*TASK DESCRIPTION*:
Copy every line in the records below that contains the word "должен".

*MATERIAL PROVIDED*:
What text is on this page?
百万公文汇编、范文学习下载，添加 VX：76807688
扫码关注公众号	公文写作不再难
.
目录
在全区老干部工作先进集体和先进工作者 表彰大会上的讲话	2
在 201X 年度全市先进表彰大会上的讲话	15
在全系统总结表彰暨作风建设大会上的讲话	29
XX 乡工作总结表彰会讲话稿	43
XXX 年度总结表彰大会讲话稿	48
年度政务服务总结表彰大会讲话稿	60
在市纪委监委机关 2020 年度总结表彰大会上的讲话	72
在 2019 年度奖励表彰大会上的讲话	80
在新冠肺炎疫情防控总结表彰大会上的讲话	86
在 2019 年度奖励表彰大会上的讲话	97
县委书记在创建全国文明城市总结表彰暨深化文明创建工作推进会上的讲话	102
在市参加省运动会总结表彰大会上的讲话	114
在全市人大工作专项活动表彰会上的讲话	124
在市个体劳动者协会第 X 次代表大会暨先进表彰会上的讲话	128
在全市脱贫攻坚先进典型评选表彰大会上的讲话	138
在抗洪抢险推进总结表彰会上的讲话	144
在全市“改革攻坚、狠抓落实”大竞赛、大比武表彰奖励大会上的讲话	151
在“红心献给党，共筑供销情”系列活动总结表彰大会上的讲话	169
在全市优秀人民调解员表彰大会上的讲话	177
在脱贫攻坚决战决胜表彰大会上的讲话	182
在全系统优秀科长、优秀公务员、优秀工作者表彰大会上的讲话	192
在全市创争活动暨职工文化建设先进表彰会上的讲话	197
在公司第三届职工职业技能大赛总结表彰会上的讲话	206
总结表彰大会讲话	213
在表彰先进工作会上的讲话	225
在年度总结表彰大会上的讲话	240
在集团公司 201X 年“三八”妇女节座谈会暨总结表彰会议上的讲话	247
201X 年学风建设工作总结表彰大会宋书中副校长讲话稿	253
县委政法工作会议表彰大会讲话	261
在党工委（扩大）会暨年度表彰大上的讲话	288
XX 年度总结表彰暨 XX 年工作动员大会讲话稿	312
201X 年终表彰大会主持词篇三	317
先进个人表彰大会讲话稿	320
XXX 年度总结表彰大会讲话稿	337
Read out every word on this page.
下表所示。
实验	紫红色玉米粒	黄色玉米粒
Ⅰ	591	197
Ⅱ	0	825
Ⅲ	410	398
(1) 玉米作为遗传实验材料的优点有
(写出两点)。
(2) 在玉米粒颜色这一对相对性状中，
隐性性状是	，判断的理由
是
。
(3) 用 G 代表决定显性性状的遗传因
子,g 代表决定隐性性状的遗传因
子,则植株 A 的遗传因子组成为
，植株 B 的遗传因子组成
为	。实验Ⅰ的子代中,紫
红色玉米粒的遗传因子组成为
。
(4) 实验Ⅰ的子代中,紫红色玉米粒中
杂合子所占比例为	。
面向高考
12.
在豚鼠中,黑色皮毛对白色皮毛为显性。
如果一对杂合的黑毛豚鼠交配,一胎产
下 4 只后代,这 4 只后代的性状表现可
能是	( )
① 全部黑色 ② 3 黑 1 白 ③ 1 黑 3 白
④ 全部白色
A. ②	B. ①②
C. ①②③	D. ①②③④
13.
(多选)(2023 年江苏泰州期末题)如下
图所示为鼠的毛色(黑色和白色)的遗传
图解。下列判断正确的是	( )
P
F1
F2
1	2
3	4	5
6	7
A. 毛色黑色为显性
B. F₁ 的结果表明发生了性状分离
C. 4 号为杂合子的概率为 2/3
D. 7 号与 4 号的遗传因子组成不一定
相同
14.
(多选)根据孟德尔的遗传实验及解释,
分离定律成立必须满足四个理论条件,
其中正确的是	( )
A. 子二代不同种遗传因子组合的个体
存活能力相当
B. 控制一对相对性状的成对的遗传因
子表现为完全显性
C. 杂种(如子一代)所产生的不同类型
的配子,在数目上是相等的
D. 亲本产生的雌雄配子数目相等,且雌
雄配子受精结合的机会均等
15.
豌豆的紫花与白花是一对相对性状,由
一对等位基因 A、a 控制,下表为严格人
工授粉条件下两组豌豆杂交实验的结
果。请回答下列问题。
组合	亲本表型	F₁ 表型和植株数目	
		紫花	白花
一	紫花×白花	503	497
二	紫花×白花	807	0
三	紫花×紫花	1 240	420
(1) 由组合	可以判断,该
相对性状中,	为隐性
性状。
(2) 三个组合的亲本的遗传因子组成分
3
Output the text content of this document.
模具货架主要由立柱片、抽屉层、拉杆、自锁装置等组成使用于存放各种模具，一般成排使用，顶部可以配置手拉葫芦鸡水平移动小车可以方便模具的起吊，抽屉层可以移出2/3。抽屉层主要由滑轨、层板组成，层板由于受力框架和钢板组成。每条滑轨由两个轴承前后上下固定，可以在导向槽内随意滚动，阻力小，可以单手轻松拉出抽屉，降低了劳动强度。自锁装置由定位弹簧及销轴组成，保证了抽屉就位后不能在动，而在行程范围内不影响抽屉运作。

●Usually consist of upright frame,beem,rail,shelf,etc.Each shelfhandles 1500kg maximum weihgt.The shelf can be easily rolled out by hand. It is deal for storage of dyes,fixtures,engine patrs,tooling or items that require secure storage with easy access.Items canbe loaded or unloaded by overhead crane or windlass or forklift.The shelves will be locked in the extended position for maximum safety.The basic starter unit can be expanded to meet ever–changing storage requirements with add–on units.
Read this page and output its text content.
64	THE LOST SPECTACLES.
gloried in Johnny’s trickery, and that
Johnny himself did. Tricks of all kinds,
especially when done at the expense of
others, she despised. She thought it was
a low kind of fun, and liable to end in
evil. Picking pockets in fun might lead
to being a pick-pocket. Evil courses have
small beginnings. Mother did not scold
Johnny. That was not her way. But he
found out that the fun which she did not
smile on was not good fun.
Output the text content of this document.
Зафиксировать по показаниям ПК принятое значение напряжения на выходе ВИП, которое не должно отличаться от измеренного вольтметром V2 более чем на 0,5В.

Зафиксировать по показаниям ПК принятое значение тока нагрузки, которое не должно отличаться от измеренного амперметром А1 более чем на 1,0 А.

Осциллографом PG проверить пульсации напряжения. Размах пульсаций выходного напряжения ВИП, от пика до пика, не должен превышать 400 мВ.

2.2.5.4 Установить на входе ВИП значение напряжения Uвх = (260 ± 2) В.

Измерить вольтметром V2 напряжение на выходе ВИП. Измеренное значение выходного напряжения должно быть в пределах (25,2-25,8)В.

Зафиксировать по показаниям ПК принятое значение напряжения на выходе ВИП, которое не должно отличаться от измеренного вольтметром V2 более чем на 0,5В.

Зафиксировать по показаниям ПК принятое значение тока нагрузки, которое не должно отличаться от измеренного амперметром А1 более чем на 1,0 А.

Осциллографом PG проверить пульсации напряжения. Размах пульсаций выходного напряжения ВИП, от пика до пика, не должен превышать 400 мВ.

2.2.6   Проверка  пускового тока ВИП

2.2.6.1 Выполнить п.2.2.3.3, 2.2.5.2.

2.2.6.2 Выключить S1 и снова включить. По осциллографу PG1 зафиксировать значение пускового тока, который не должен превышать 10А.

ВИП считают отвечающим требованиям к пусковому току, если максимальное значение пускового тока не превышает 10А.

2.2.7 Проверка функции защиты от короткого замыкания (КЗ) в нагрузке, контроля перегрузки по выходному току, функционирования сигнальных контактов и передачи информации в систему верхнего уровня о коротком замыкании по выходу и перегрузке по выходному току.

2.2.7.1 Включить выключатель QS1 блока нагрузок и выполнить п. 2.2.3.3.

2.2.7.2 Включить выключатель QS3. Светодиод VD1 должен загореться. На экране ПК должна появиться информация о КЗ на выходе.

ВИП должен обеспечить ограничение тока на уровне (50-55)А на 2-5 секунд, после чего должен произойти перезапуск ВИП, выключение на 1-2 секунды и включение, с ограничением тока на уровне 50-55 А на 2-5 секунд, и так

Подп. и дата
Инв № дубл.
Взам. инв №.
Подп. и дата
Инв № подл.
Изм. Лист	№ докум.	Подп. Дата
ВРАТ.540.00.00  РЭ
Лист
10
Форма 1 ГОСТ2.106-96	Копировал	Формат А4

*ANSWER BELOW*:
Осциллографом PG проверить пульсации напряжения. Размах пульсаций выходного напряжения ВИП, от пика до пика, не должен превышать 400 мВ.
Осциллографом PG проверить пульсации напряжения. Размах пульсаций выходного напряжения ВИП, от пика до пика, не должен превышать 400 мВ.
2.2.6.2 Выключить S1 и снова включить. По осциллографу PG1 зафиксировать значение пускового тока, который не должен превышать 10А.
2.2.7.2 Включить выключатель QS3. Светодиод VD1 должен загореться. На экране ПК должна появиться информация о КЗ на выходе.
ВИП должен обеспечить ограничение тока на уровне (50-55)А на 2-5 секунд, после чего должен произойти перезапуск ВИП, выключение на 1-2 секунды и включение, с ограничением тока на уровне 50-55 А на 2-5 секунд, и так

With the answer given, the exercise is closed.